DIRECTIVE: Which lines contain the string "кредиторская"? Please list every one of them.
****************************************
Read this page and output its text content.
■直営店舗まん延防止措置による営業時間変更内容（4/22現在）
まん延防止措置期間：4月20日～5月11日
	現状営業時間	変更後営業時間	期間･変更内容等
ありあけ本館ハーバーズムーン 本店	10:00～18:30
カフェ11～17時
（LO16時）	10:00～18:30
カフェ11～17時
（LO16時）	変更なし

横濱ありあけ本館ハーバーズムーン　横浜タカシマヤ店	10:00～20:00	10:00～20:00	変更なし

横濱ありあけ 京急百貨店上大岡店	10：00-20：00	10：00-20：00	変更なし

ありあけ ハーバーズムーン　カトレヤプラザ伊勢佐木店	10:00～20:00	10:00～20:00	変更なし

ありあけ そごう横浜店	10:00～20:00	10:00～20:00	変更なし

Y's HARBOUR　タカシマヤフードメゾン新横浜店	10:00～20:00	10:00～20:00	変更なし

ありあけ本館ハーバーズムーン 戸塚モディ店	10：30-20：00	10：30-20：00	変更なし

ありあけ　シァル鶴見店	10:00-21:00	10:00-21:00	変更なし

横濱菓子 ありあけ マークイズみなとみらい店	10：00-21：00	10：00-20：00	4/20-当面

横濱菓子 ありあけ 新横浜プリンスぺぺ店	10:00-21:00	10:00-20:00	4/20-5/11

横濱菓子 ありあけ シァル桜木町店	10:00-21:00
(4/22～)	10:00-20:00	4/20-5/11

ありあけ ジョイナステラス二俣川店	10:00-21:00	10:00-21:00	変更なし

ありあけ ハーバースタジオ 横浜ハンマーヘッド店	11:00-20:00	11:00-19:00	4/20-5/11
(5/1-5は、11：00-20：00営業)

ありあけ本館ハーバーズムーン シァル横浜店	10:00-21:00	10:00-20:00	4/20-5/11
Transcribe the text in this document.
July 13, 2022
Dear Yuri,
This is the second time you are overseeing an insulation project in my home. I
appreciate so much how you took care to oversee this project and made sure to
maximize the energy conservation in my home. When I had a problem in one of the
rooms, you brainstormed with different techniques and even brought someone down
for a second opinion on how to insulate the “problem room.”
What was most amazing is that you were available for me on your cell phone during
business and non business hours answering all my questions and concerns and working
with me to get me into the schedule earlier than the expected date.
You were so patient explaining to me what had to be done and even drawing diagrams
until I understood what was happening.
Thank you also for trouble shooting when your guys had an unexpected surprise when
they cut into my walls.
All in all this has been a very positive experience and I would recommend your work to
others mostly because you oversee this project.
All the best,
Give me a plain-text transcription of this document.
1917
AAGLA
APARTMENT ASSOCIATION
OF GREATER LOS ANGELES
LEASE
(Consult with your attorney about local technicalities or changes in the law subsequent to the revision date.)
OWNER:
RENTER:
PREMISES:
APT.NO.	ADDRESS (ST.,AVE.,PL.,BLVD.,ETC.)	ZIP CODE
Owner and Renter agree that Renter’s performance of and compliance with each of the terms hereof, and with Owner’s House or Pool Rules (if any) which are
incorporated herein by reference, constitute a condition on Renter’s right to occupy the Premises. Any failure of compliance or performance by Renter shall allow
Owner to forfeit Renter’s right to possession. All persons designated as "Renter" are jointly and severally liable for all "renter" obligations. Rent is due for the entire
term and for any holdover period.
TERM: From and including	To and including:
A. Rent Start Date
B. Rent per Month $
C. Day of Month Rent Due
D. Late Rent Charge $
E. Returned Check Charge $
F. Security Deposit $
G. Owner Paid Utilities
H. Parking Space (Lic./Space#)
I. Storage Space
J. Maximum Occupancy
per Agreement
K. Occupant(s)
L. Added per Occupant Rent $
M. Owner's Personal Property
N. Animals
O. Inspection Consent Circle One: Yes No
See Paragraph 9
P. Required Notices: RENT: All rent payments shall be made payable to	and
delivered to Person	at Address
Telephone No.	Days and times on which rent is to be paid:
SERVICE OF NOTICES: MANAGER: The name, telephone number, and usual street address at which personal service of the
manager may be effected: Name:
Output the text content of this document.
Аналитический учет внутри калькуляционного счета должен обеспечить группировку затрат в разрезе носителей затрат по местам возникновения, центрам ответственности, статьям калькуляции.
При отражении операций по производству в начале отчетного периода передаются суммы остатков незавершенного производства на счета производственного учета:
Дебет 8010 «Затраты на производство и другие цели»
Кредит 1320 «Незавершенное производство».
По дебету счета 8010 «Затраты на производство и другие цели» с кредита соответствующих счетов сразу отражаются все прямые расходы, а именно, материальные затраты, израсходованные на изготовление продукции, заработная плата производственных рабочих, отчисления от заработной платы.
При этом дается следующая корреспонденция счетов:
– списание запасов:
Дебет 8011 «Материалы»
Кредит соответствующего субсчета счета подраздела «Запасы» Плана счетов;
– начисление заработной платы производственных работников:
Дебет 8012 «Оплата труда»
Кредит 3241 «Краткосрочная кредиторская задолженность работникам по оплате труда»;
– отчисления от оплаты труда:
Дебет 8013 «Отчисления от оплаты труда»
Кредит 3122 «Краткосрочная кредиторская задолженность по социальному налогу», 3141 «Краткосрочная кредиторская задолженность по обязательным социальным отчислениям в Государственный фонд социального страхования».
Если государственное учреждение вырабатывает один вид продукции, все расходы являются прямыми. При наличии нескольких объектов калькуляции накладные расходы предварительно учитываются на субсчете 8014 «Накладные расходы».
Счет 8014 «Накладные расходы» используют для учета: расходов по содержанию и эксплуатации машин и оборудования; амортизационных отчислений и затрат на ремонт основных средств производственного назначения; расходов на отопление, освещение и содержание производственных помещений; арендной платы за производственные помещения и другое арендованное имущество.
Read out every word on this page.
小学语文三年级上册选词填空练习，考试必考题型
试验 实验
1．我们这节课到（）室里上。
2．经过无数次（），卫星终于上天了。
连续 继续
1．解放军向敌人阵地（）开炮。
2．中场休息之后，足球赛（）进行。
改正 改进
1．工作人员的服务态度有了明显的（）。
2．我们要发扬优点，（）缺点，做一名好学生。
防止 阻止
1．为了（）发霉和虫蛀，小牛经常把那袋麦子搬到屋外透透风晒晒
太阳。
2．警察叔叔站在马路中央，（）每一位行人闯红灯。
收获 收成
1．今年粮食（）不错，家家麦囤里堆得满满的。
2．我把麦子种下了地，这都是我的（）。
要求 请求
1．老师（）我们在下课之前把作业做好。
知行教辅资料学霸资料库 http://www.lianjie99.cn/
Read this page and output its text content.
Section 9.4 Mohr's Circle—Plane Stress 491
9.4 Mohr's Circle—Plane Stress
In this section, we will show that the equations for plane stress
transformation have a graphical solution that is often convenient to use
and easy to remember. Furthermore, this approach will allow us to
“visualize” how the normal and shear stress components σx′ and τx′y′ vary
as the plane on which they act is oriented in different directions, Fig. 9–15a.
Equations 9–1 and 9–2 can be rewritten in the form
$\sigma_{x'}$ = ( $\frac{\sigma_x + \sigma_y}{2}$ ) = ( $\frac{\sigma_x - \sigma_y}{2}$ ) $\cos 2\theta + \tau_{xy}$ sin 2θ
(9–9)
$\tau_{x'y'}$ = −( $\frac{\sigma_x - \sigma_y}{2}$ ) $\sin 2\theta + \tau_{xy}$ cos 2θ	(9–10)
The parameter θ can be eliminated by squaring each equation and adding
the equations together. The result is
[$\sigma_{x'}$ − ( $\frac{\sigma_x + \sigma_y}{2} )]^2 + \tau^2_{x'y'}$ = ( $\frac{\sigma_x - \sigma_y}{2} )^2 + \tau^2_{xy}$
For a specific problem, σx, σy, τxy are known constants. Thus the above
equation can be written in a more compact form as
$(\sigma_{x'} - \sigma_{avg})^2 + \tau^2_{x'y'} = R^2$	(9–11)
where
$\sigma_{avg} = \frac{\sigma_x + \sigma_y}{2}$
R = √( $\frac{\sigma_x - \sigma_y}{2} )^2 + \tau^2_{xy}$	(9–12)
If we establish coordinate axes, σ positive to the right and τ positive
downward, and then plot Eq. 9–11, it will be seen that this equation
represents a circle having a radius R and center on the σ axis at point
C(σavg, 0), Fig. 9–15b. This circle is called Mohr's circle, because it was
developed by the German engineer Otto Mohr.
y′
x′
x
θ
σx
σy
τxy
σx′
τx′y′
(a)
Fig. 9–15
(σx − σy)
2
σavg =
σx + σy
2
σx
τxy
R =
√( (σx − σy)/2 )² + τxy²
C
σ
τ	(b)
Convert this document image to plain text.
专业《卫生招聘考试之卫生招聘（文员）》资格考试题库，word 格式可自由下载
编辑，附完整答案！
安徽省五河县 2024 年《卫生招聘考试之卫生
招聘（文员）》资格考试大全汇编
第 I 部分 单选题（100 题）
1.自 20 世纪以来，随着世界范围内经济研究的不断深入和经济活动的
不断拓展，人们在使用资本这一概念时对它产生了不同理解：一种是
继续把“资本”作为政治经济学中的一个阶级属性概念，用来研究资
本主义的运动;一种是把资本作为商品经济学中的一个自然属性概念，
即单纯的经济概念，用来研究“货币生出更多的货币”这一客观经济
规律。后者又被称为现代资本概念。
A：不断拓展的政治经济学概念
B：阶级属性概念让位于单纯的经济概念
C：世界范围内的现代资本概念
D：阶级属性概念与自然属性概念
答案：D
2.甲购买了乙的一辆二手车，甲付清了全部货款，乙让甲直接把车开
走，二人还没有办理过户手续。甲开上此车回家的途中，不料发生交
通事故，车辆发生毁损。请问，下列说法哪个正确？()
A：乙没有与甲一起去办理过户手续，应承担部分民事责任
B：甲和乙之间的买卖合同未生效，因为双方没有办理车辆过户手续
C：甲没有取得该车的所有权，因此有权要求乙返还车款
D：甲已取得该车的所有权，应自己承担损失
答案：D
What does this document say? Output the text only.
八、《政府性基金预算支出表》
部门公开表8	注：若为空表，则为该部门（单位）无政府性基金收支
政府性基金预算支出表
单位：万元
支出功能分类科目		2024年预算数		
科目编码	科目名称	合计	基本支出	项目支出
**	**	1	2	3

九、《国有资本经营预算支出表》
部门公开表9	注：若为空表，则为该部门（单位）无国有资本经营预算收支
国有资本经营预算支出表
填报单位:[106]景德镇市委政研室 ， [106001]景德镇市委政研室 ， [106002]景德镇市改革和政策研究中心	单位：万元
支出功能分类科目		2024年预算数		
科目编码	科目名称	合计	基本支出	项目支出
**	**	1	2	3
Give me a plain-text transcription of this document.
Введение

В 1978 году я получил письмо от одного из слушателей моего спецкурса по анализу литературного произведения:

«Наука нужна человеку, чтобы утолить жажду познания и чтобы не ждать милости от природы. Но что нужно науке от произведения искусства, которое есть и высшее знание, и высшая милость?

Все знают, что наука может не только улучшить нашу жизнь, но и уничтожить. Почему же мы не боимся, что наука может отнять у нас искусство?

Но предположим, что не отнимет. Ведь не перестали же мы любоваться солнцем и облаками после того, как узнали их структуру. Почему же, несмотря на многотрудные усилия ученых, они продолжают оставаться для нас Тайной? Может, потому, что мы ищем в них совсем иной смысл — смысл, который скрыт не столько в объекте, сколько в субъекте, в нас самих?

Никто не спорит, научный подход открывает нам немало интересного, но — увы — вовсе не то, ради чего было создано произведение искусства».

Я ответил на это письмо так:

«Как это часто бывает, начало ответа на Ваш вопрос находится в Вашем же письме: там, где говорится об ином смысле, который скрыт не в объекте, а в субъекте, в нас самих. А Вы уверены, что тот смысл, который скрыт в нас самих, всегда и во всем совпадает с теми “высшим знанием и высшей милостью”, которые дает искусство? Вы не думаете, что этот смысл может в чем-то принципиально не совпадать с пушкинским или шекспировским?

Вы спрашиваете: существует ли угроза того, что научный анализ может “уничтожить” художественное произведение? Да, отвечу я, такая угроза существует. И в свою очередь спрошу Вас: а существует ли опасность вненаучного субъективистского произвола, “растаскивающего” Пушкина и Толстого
****************************************
FULL SOLUTION:
Кредит 3241 «Краткосрочная кредиторская задолженность работникам по оплате труда»;
Кредит 3122 «Краткосрочная кредиторская задолженность по социальному налогу», 3141 «Краткосрочная кредиторская задолженность по обязательным социальным отчислениям в Государственный фонд социального страхования».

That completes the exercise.